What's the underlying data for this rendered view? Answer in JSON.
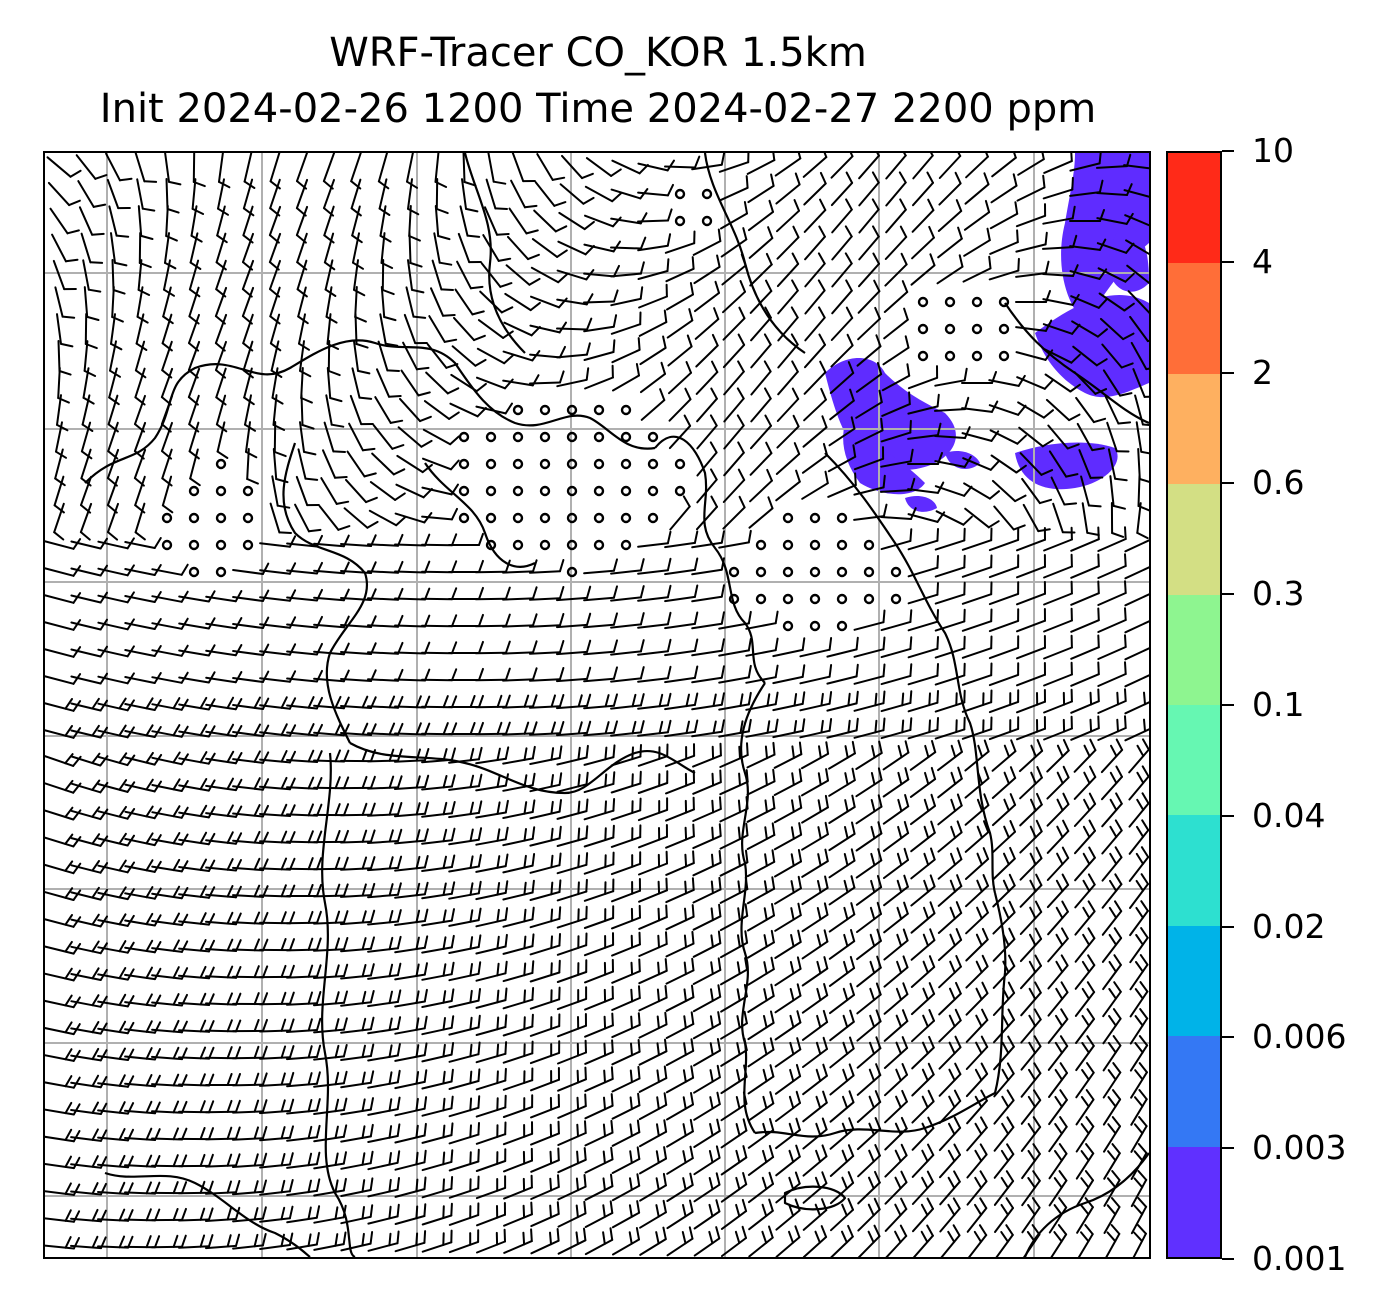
{
  "title": {
    "line1": "WRF-Tracer CO_KOR 1.5km",
    "line2": "Init 2024-02-26 1200 Time 2024-02-27 2200 ppm"
  },
  "map": {
    "grid": "on",
    "layers": [
      "coastlines",
      "wind-barbs",
      "CO tracer concentration"
    ],
    "tracer_color": "#5f2cff",
    "tracer_locations": [
      "north-east",
      "east-centre-north"
    ],
    "barb_color": "#000000",
    "grid_color": "#b0b0b0"
  },
  "colorbar": {
    "ticks": [
      "0.001",
      "0.003",
      "0.006",
      "0.02",
      "0.04",
      "0.1",
      "0.3",
      "0.6",
      "2",
      "4",
      "10"
    ],
    "colors": [
      "#6030ff",
      "#3478f4",
      "#00b3e8",
      "#2de0d0",
      "#66f7b2",
      "#8ef590",
      "#d3df84",
      "#feb060",
      "#ff6e38",
      "#ff2a18"
    ]
  }
}
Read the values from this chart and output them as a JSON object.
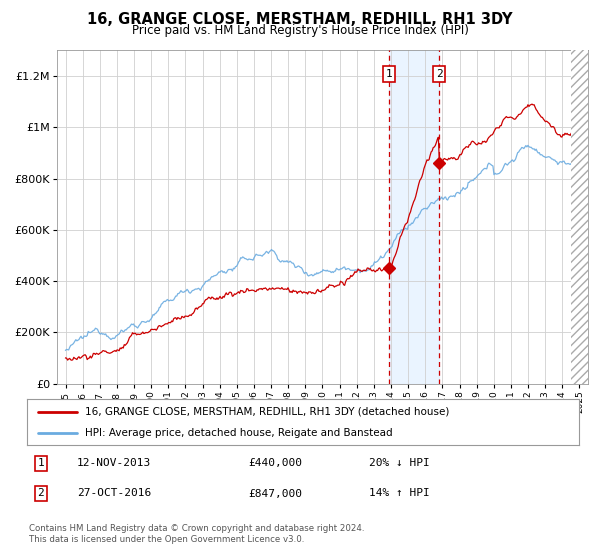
{
  "title": "16, GRANGE CLOSE, MERSTHAM, REDHILL, RH1 3DY",
  "subtitle": "Price paid vs. HM Land Registry's House Price Index (HPI)",
  "sale1_x": 2013.87,
  "sale1_price": 440000,
  "sale1_label": "1",
  "sale2_x": 2016.82,
  "sale2_price": 847000,
  "sale2_label": "2",
  "legend_line1": "16, GRANGE CLOSE, MERSTHAM, REDHILL, RH1 3DY (detached house)",
  "legend_line2": "HPI: Average price, detached house, Reigate and Banstead",
  "table1_num": "1",
  "table1_date": "12-NOV-2013",
  "table1_price": "£440,000",
  "table1_hpi": "20% ↓ HPI",
  "table2_num": "2",
  "table2_date": "27-OCT-2016",
  "table2_price": "£847,000",
  "table2_hpi": "14% ↑ HPI",
  "footnote": "Contains HM Land Registry data © Crown copyright and database right 2024.\nThis data is licensed under the Open Government Licence v3.0.",
  "hpi_color": "#6aabe0",
  "sale_color": "#cc0000",
  "shade_color": "#ddeeff",
  "ylim_min": 0,
  "ylim_max": 1300000,
  "xlim_min": 1994.5,
  "xlim_max": 2025.5,
  "yticks": [
    0,
    200000,
    400000,
    600000,
    800000,
    1000000,
    1200000
  ],
  "ytick_labels": [
    "£0",
    "£200K",
    "£400K",
    "£600K",
    "£800K",
    "£1M",
    "£1.2M"
  ]
}
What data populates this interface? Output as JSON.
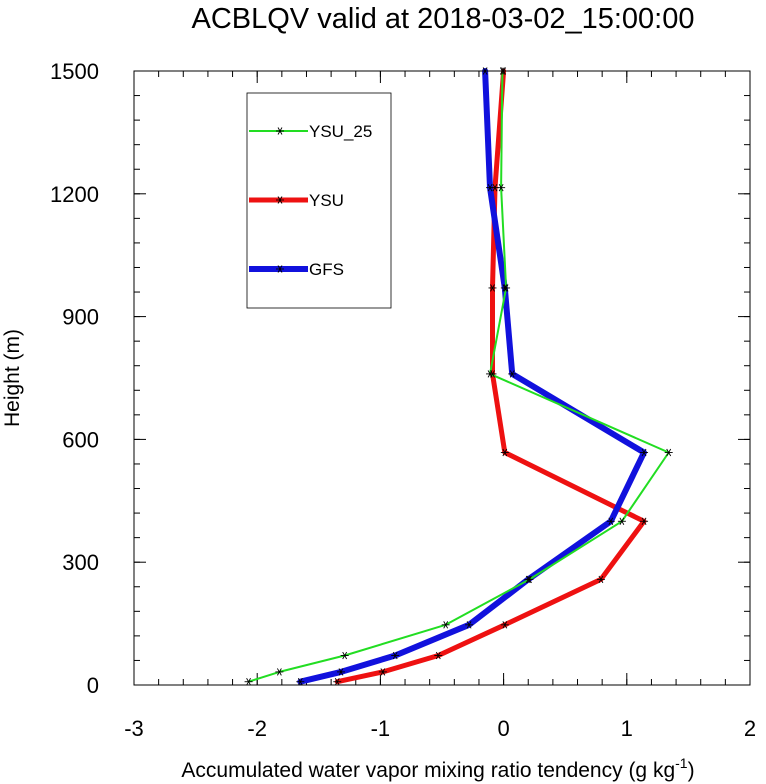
{
  "chart_data": {
    "type": "line",
    "title": "ACBLQV valid at 2018-03-02_15:00:00",
    "xlabel": "Accumulated water vapor mixing ratio tendency (g kg",
    "xlabel_sup": "-1",
    "xlabel_tail": ")",
    "ylabel": "Height (m)",
    "xlim": [
      -3,
      2
    ],
    "ylim": [
      0,
      1500
    ],
    "xticks": [
      -3,
      -2,
      -1,
      0,
      1,
      2
    ],
    "yticks": [
      0,
      300,
      600,
      900,
      1200,
      1500
    ],
    "xtick_labels": [
      "-3",
      "-2",
      "-1",
      "0",
      "1",
      "2"
    ],
    "ytick_labels": [
      "0",
      "300",
      "600",
      "900",
      "1200",
      "1500"
    ],
    "grid": false,
    "legend_position": "upper-left",
    "series": [
      {
        "name": "YSU_25",
        "color": "#22dd22",
        "width": 2,
        "marker": "asterisk",
        "x": [
          -2.07,
          -1.82,
          -1.29,
          -0.47,
          0.21,
          0.96,
          1.34,
          -0.11,
          0.02,
          -0.02,
          -0.01
        ],
        "y": [
          8,
          32,
          72,
          147,
          258,
          400,
          568,
          760,
          970,
          1215,
          1500
        ]
      },
      {
        "name": "YSU",
        "color": "#ee1111",
        "width": 5,
        "marker": "asterisk",
        "x": [
          -1.35,
          -0.98,
          -0.53,
          0.01,
          0.79,
          1.14,
          0.01,
          -0.09,
          -0.09,
          -0.07,
          0.0
        ],
        "y": [
          8,
          32,
          72,
          147,
          258,
          400,
          568,
          760,
          970,
          1215,
          1500
        ]
      },
      {
        "name": "GFS",
        "color": "#1111dd",
        "width": 6,
        "marker": "asterisk",
        "x": [
          -1.65,
          -1.32,
          -0.88,
          -0.28,
          0.2,
          0.87,
          1.14,
          0.07,
          0.01,
          -0.11,
          -0.15
        ],
        "y": [
          8,
          32,
          72,
          147,
          258,
          400,
          568,
          760,
          970,
          1215,
          1500
        ]
      }
    ]
  }
}
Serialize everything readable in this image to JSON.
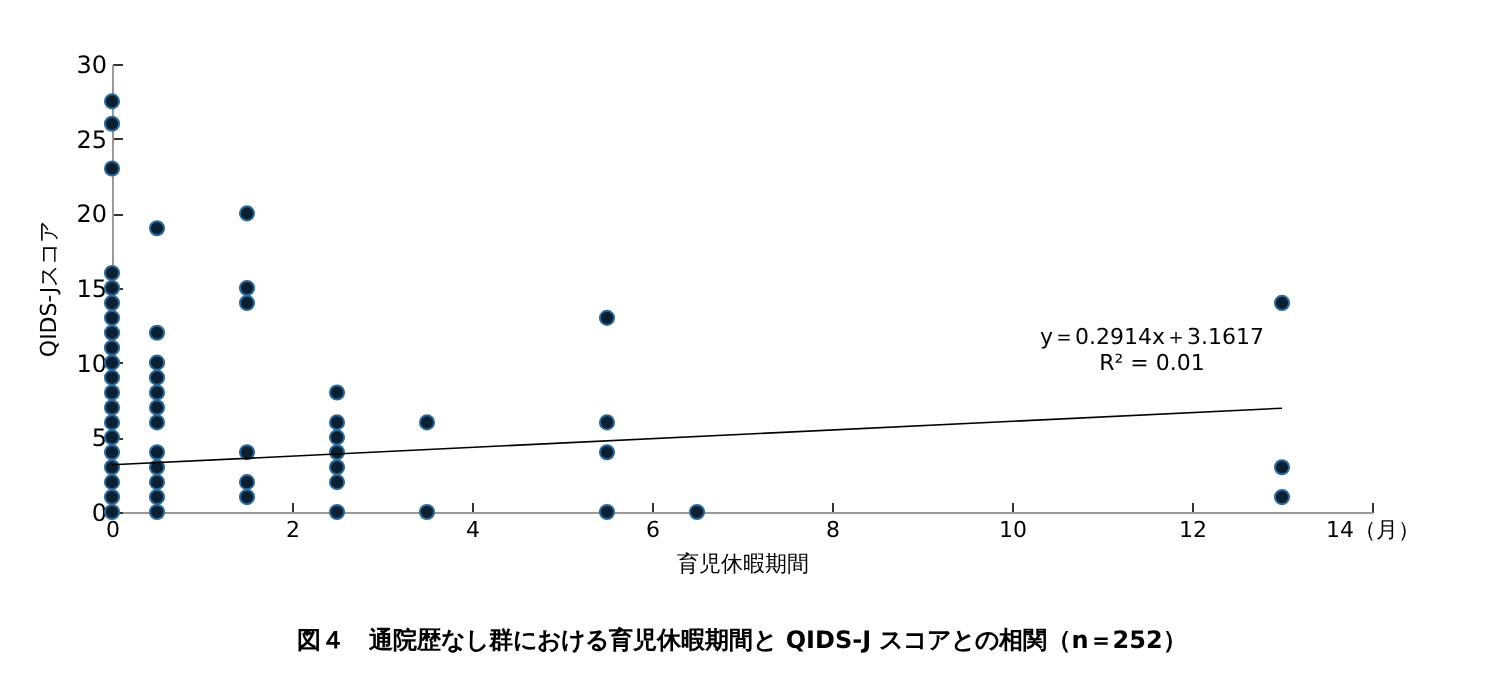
=-=-=-=-=
Copy every entry exactly as written. Pictures are excluded.

What's the underlying data for this rendered view? Answer in JSON.
{
  "title": {
    "line1": "WRF-Tracer CO_KOR 1.5km",
    "line2": "Init 2024-02-26 1200 Time 2024-02-27 2200 ppm"
  },
  "map": {
    "grid": "on",
    "layers": [
      "coastlines",
      "wind-barbs",
      "CO tracer concentration"
    ],
    "tracer_color": "#5f2cff",
    "tracer_locations": [
      "north-east",
      "east-centre-north"
    ],
    "barb_color": "#000000",
    "grid_color": "#b0b0b0"
  },
  "colorbar": {
    "ticks": [
      "0.001",
      "0.003",
      "0.006",
      "0.02",
      "0.04",
      "0.1",
      "0.3",
      "0.6",
      "2",
      "4",
      "10"
    ],
    "colors": [
      "#6030ff",
      "#3478f4",
      "#00b3e8",
      "#2de0d0",
      "#66f7b2",
      "#8ef590",
      "#d3df84",
      "#feb060",
      "#ff6e38",
      "#ff2a18"
    ]
  }
}
Read the values from this chart and output them as a JSON object.
{
  "title": "16, GRANGE CLOSE, MERSTHAM, REDHILL, RH1 3DY",
  "subtitle": "Price paid vs. HM Land Registry's House Price Index (HPI)",
  "sale1_x": 2013.87,
  "sale1_price": 440000,
  "sale1_label": "1",
  "sale2_x": 2016.82,
  "sale2_price": 847000,
  "sale2_label": "2",
  "legend_line1": "16, GRANGE CLOSE, MERSTHAM, REDHILL, RH1 3DY (detached house)",
  "legend_line2": "HPI: Average price, detached house, Reigate and Banstead",
  "table1_num": "1",
  "table1_date": "12-NOV-2013",
  "table1_price": "£440,000",
  "table1_hpi": "20% ↓ HPI",
  "table2_num": "2",
  "table2_date": "27-OCT-2016",
  "table2_price": "£847,000",
  "table2_hpi": "14% ↑ HPI",
  "footnote": "Contains HM Land Registry data © Crown copyright and database right 2024.\nThis data is licensed under the Open Government Licence v3.0.",
  "hpi_color": "#6aabe0",
  "sale_color": "#cc0000",
  "shade_color": "#ddeeff",
  "ylim_min": 0,
  "ylim_max": 1300000,
  "xlim_min": 1994.5,
  "xlim_max": 2025.5,
  "yticks": [
    0,
    200000,
    400000,
    600000,
    800000,
    1000000,
    1200000
  ],
  "ytick_labels": [
    "£0",
    "£200K",
    "£400K",
    "£600K",
    "£800K",
    "£1M",
    "£1.2M"
  ]
}
What data populates this interface? Output as JSON.
{
  "chart_data": {
    "type": "line",
    "title": "ACBLQV valid at 2018-03-02_15:00:00",
    "xlabel": "Accumulated water vapor mixing ratio tendency (g kg",
    "xlabel_sup": "-1",
    "xlabel_tail": ")",
    "ylabel": "Height (m)",
    "xlim": [
      -3,
      2
    ],
    "ylim": [
      0,
      1500
    ],
    "xticks": [
      -3,
      -2,
      -1,
      0,
      1,
      2
    ],
    "yticks": [
      0,
      300,
      600,
      900,
      1200,
      1500
    ],
    "xtick_labels": [
      "-3",
      "-2",
      "-1",
      "0",
      "1",
      "2"
    ],
    "ytick_labels": [
      "0",
      "300",
      "600",
      "900",
      "1200",
      "1500"
    ],
    "grid": false,
    "legend_position": "upper-left",
    "series": [
      {
        "name": "YSU_25",
        "color": "#22dd22",
        "width": 2,
        "marker": "asterisk",
        "x": [
          -2.07,
          -1.82,
          -1.29,
          -0.47,
          0.21,
          0.96,
          1.34,
          -0.11,
          0.02,
          -0.02,
          -0.01
        ],
        "y": [
          8,
          32,
          72,
          147,
          258,
          400,
          568,
          760,
          970,
          1215,
          1500
        ]
      },
      {
        "name": "YSU",
        "color": "#ee1111",
        "width": 5,
        "marker": "asterisk",
        "x": [
          -1.35,
          -0.98,
          -0.53,
          0.01,
          0.79,
          1.14,
          0.01,
          -0.09,
          -0.09,
          -0.07,
          0.0
        ],
        "y": [
          8,
          32,
          72,
          147,
          258,
          400,
          568,
          760,
          970,
          1215,
          1500
        ]
      },
      {
        "name": "GFS",
        "color": "#1111dd",
        "width": 6,
        "marker": "asterisk",
        "x": [
          -1.65,
          -1.32,
          -0.88,
          -0.28,
          0.2,
          0.87,
          1.14,
          0.07,
          0.01,
          -0.11,
          -0.15
        ],
        "y": [
          8,
          32,
          72,
          147,
          258,
          400,
          568,
          760,
          970,
          1215,
          1500
        ]
      }
    ]
  }
}
Serialize everything readable in this image to JSON.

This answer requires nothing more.